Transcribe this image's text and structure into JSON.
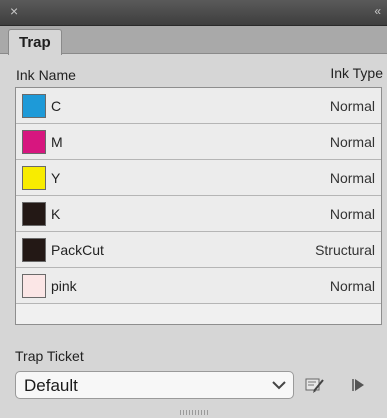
{
  "window": {
    "close_glyph": "×",
    "collapse_glyph": "«"
  },
  "tabs": [
    {
      "label": "Trap"
    }
  ],
  "columns": {
    "name": "Ink Name",
    "type": "Ink Type"
  },
  "inks": [
    {
      "name": "C",
      "type": "Normal",
      "color": "#1e9ad8"
    },
    {
      "name": "M",
      "type": "Normal",
      "color": "#d7167f"
    },
    {
      "name": "Y",
      "type": "Normal",
      "color": "#f8ec00"
    },
    {
      "name": "K",
      "type": "Normal",
      "color": "#231815"
    },
    {
      "name": "PackCut",
      "type": "Structural",
      "color": "#231815"
    },
    {
      "name": "pink",
      "type": "Normal",
      "color": "#fbe6e6"
    }
  ],
  "trap_ticket": {
    "label": "Trap Ticket",
    "selected": "Default"
  },
  "icons": {
    "close": "close-icon",
    "collapse": "collapse-panel-icon",
    "dropdown": "chevron-down-icon",
    "edit": "edit-ticket-icon",
    "apply": "play-icon"
  }
}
■ ■ ■ ■ ■
Show each line holding the word "color".

* [THE RESPONSE]:
      "color": "#1e9ad8"
      "color": "#d7167f"
      "color": "#f8ec00"
      "color": "#231815"
      "color": "#231815"
      "color": "#fbe6e6"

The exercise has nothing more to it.